Stored items:
^^^^^^^^

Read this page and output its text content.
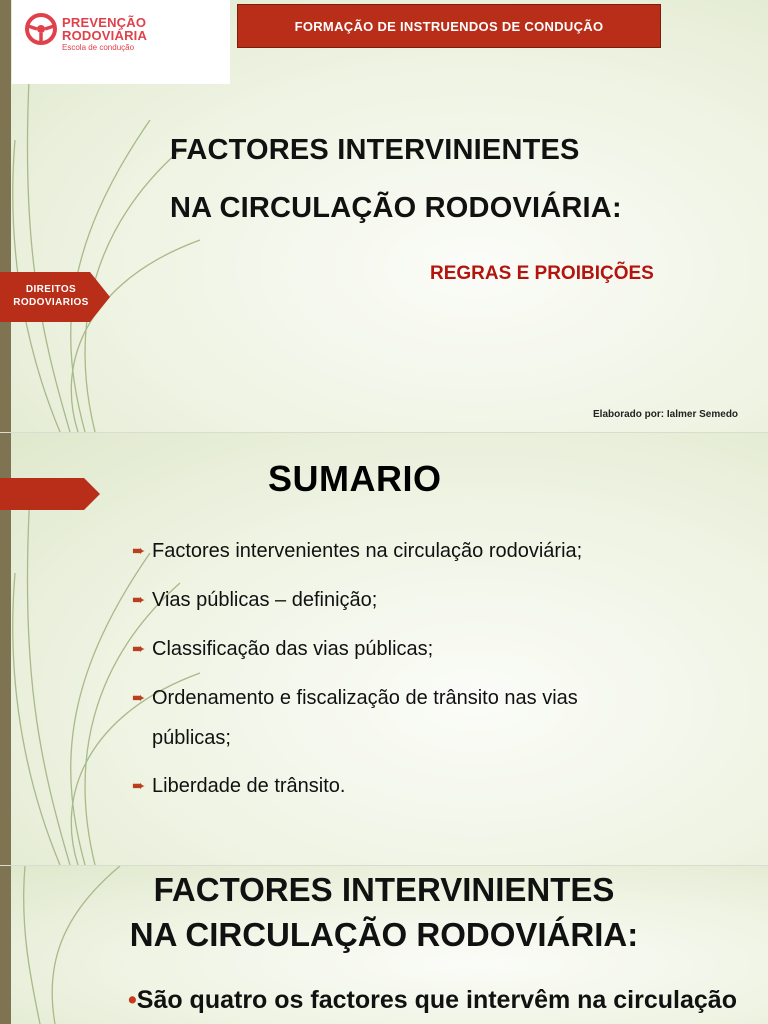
PREVENÇÃO
RODOVIÁRIA
Escola de condução
FORMAÇÃO DE INSTRUENDOS DE CONDUÇÃO
FACTORES INTERVINIENTES
NA CIRCULAÇÃO RODOVIÁRIA:
REGRAS E PROIBIÇÕES
DIREITOS
RODOVIARIOS
Elaborado por: Ialmer Semedo
SUMARIO
➨ Factores intervenientes na circulação rodoviária;
➨ Vias públicas – definição;
➨ Classificação das vias públicas;
➨ Ordenamento e fiscalização de trânsito nas vias públicas;
➨ Liberdade de trânsito.
FACTORES INTERVINIENTES
NA CIRCULAÇÃO RODOVIÁRIA:
•São quatro os factores que intervêm na circulação
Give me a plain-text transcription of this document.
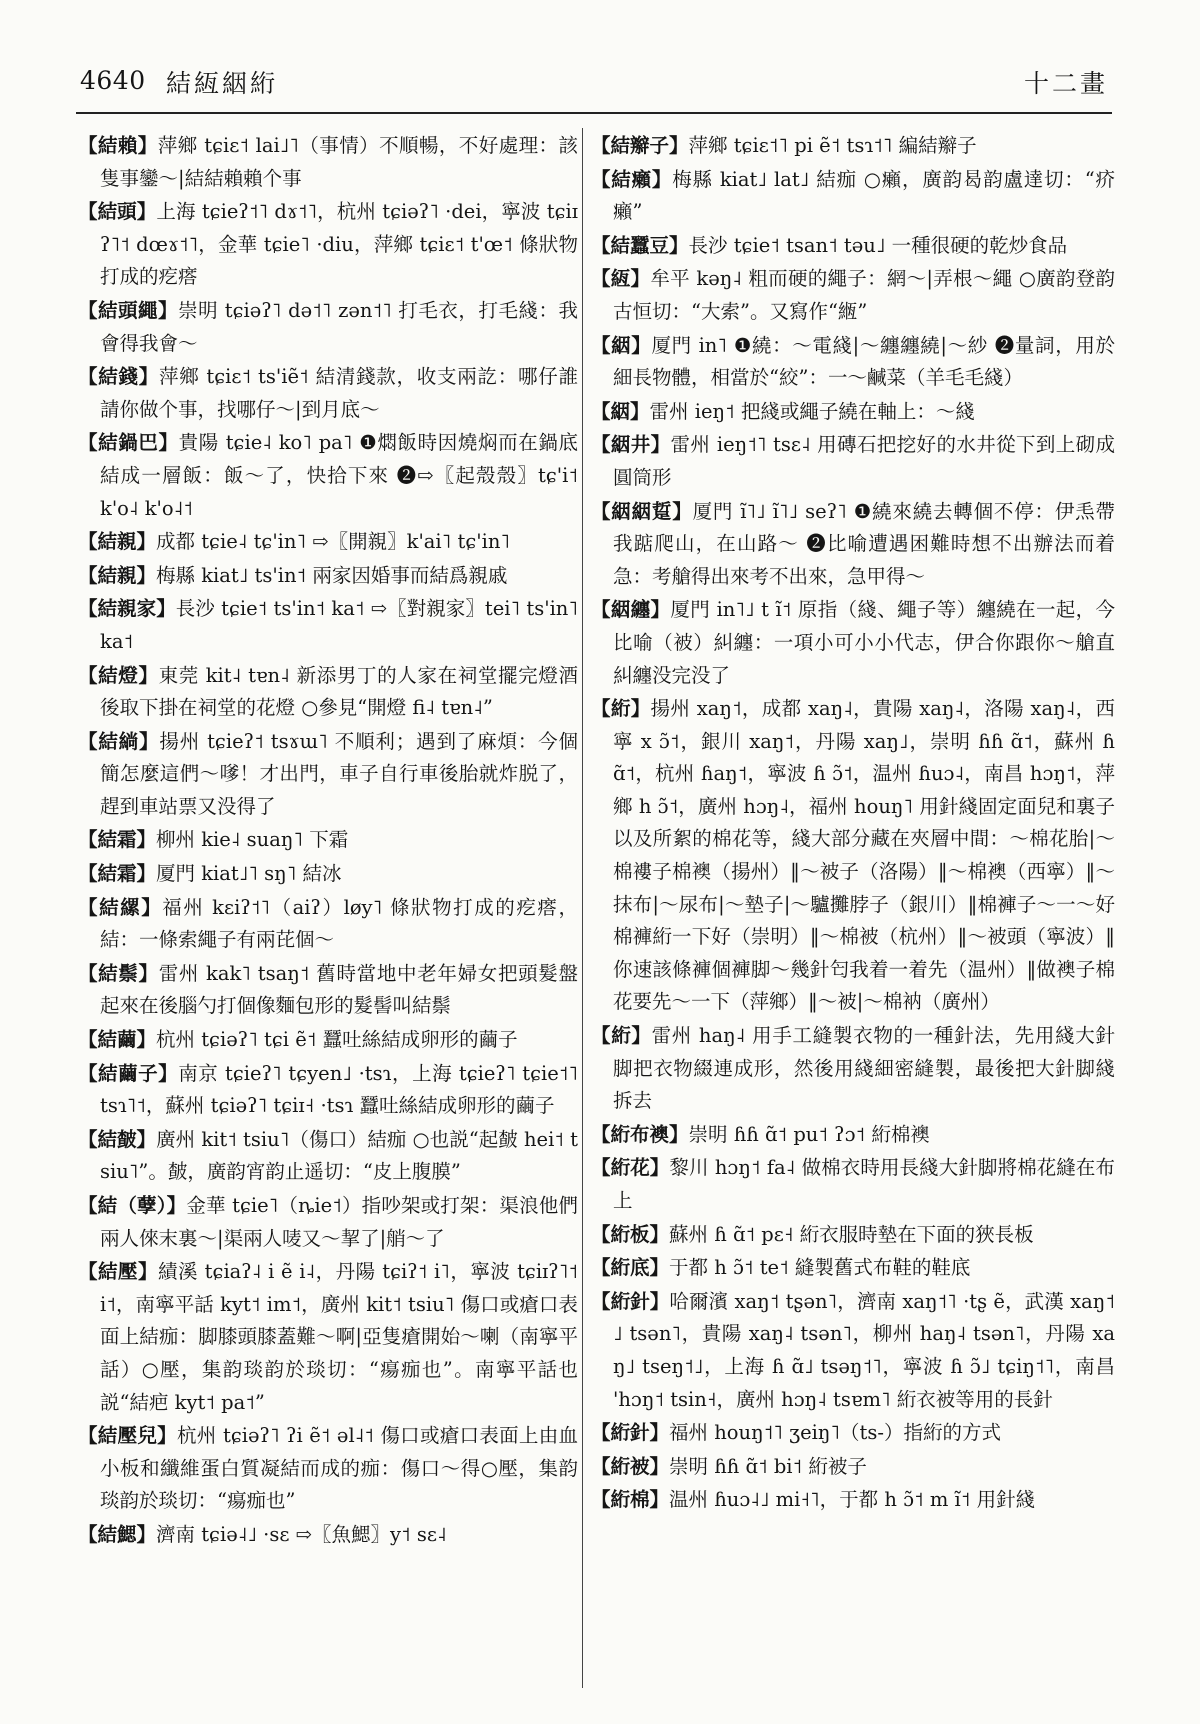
4640 結絚絪絎	十二畫

【結賴】萍鄉 tɕiɛ˦ lai˩˥（事情）不順暢，不好處理：該隻事鑾～|結結賴賴个事

【結頭】上海 tɕieʔ˦˥ dɤ˦˥，杭州 tɕiəʔ˥ ·dei，寧波 tɕiɪʔ˥˦ dœɤ˦˥，金華 tɕie˥ ·diu，萍鄉 tɕiɛ˦ t'œ˦ 條狀物打成的疙瘩

【結頭繩】崇明 tɕiəʔ˥ də˦˥ zən˦˥ 打毛衣，打毛綫：我會得我會～

【結錢】萍鄉 tɕiɛ˦ ts'iẽ˦ 結清錢款，收支兩訖：哪仔誰請你做个事，找哪仔～|到月底～

【結鍋巴】貴陽 tɕie˨ ko˥ pa˥ ❶燜飯時因燒焖而在鍋底結成一層飯：飯～了，快拾下來 ❷⇨〖起殼殼〗tɕ'i˦ k'o˨ k'o˨˦

【結親】成都 tɕie˨ tɕ'in˥ ⇨〖開親〗k'ai˥ tɕ'in˥

【結親】梅縣 kiat˩ ts'in˦ 兩家因婚事而結爲親戚

【結親家】長沙 tɕie˦ ts'in˦ ka˦ ⇨〖對親家〗tei˥ ts'in˥ ka˦

【結燈】東莞 kit˨ tɐn˨ 新添男丁的人家在祠堂擺完燈酒後取下掛在祠堂的花燈 ○參見“開燈 fi˨ tɐn˨”

【結緔】揚州 tɕieʔ˦ tsɤɯ˥ 不順利；遇到了麻煩：今個簡怎麼這們～嗲！才出門，車子自行車後胎就炸脱了，趕到車站票又没得了

【結霜】柳州 kie˨ suaŋ˥ 下霜

【結霜】厦門 kiat˩˥ sŋ˥ 結冰

【結縲】福州 kɛiʔ˦˥（aiʔ）løy˥ 條狀物打成的疙瘩，結：一條索繩子有兩芘個～

【結鬃】雷州 kak˥ tsaŋ˦ 舊時當地中老年婦女把頭髮盤起來在後腦勺打個像麵包形的髮髻叫結鬃

【結繭】杭州 tɕiəʔ˥ tɕi ẽ˦ 蠶吐絲結成卵形的繭子

【結繭子】南京 tɕieʔ˥ tɕyen˩ ·tsɿ，上海 tɕieʔ˥ tɕie˦˥ tsɿ˥˦，蘇州 tɕiəʔ˥ tɕiɪ˧ ·tsɿ 蠶吐絲結成卵形的繭子

【結皶】廣州 kit˦ tsiu˥（傷口）結痂 ○也説“起皶 hei˦ tsiu˥”。皶，廣韵宵韵止遥切：“皮上腹膜”

【結（孽）】金華 tɕie˥（ȵie˦）指吵架或打架：渠浪他們兩人倈末裏～|渠兩人唛又～挈了|艄～了

【結壓】績溪 tɕiaʔ˨ i ẽ i˨，丹陽 tɕiʔ˦ i˥，寧波 tɕiɪʔ˥˦ i˦，南寧平話 kyt˦ im˦，廣州 kit˦ tsiu˥ 傷口或瘡口表面上結痂：脚膝頭膝蓋難～啊|亞隻瘡開始～喇（南寧平話）○壓，集韵琰韵於琰切：“瘍痂也”。南寧平話也説“結疤 kyt˦ pa˦”

【結壓兒】杭州 tɕiəʔ˥ ʔi ẽ˦ əl˨˦ 傷口或瘡口表面上由血小板和纖維蛋白質凝結而成的痂：傷口～得○壓，集韵琰韵於琰切：“瘍痂也”

【結鰓】濟南 tɕiə˨˩ ·sɛ ⇨〖魚鰓〗y˦ sɛ˨

【結辮子】萍鄉 tɕiɛ˦˥ pi ẽ˦ tsɿ˦˥ 編結辮子

【結癩】梅縣 kiat˩ lat˩ 結痂 ○癩，廣韵曷韵盧達切：“疥癩”

【結蠶豆】長沙 tɕie˦ tsan˦ təu˩ 一種很硬的乾炒食品

【絚】牟平 kəŋ˨ 粗而硬的繩子：網～|弄根～繩 ○廣韵登韵古恒切：“大索”。又寫作“緪”

【絪】厦門 in˥ ❶繞：～電綫|～纏纏繞|～紗 ❷量詞，用於細長物體，相當於“絞”：一～鹹菜（羊毛毛綫）

【絪】雷州 ieŋ˦ 把綫或繩子繞在軸上：～綫

【絪井】雷州 ieŋ˦˥ tsɛ˨ 用磚石把挖好的水井從下到上砌成圓筒形

【絪絪踅】厦門 ĩ˥˩ ĩ˥˩ seʔ˥ ❶繞來繞去轉個不停：伊𤆬帶我踮爬山，在山路～ ❷比喻遭遇困難時想不出辦法而着急：考艙得出來考不出來，急甲得～

【絪纏】厦門 in˥˩ t ĩ˦ 原指（綫、繩子等）纏繞在一起，今比喻（被）糾纏：一項小可小小代志，伊合你跟你～艙直糾纏没完没了

【絎】揚州 xaŋ˦，成都 xaŋ˨，貴陽 xaŋ˨，洛陽 xaŋ˨，西寧 x ɔ̃˦，銀川 xaŋ˦，丹陽 xaŋ˩，崇明 ɦɦ ɑ̃˦，蘇州 ɦ ɑ̃˦，杭州 ɦaŋ˦，寧波 ɦ ɔ̃˦，温州 ɦuɔ˨，南昌 hɔŋ˦，萍鄉 h ɔ̃˦，廣州 hɔŋ˨，福州 houŋ˥ 用針綫固定面兒和裏子以及所絮的棉花等，綫大部分藏在夾層中間：～棉花胎|～棉褸子棉襖（揚州）‖～被子（洛陽）‖～棉襖（西寧）‖～抹布|～尿布|～墊子|～驢攤脖子（銀川）‖棉褲子～一～好棉褲絎一下好（崇明）‖～棉被（杭州）‖～被頭（寧波）‖你速該條褲個褲脚～幾針匄我着一着先（温州）‖做襖子棉花要先～一下（萍鄉）‖～被|～棉衲（廣州）

【絎】雷州 haŋ˨ 用手工縫製衣物的一種針法，先用綫大針脚把衣物綴連成形，然後用綫細密縫製，最後把大針脚綫拆去

【絎布襖】崇明 ɦɦ ɑ̃˦ pu˦ ʔɔ˦ 絎棉襖

【絎花】黎川 hɔŋ˦ fa˨ 做棉衣時用長綫大針脚將棉花縫在布上

【絎板】蘇州 ɦ ɑ̃˦ pɛ˧ 絎衣服時墊在下面的狹長板

【絎底】于都 h ɔ̃˦ te˦ 縫製舊式布鞋的鞋底

【絎針】哈爾濱 xaŋ˦ tʂən˥，濟南 xaŋ˦˥ ·tʂ ẽ，武漢 xaŋ˦˩ tsən˥，貴陽 xaŋ˨ tsən˥，柳州 haŋ˨ tsən˥，丹陽 xaŋ˩ tseŋ˦˩，上海 ɦ ɑ̃˩ tsəŋ˦˥，寧波 ɦ ɔ̃˩ tɕiŋ˦˥，南昌 'hɔŋ˦ tsin˧，廣州 hɔŋ˨ tsɐm˥ 絎衣被等用的長針

【絎針】福州 houŋ˦˥ ʒeiŋ˥（ts-）指絎的方式

【絎被】崇明 ɦɦ ɑ̃˦ bi˦ 絎被子

【絎棉】温州 ɦuɔ˨˩ mi˧˥，于都 h ɔ̃˦ m ĩ˦ 用針綫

^^^^^^^^

- What you will do:
Find each line in the records holding the string "集韵琰韵於琰切" and show it.

- Correct response:
【結壓】績溪 tɕiaʔ˨ i ẽ i˨，丹陽 tɕiʔ˦ i˥，寧波 tɕiɪʔ˥˦ i˦，南寧平話 kyt˦ im˦，廣州 kit˦ tsiu˥ 傷口或瘡口表面上結痂：脚膝頭膝蓋難～啊|亞隻瘡開始～喇（南寧平話）○壓，集韵琰韵於琰切：“瘍痂也”。南寧平話也説“結疤 kyt˦ pa˦”
【結壓兒】杭州 tɕiəʔ˥ ʔi ẽ˦ əl˨˦ 傷口或瘡口表面上由血小板和纖維蛋白質凝結而成的痂：傷口～得○壓，集韵琰韵於琰切：“瘍痂也”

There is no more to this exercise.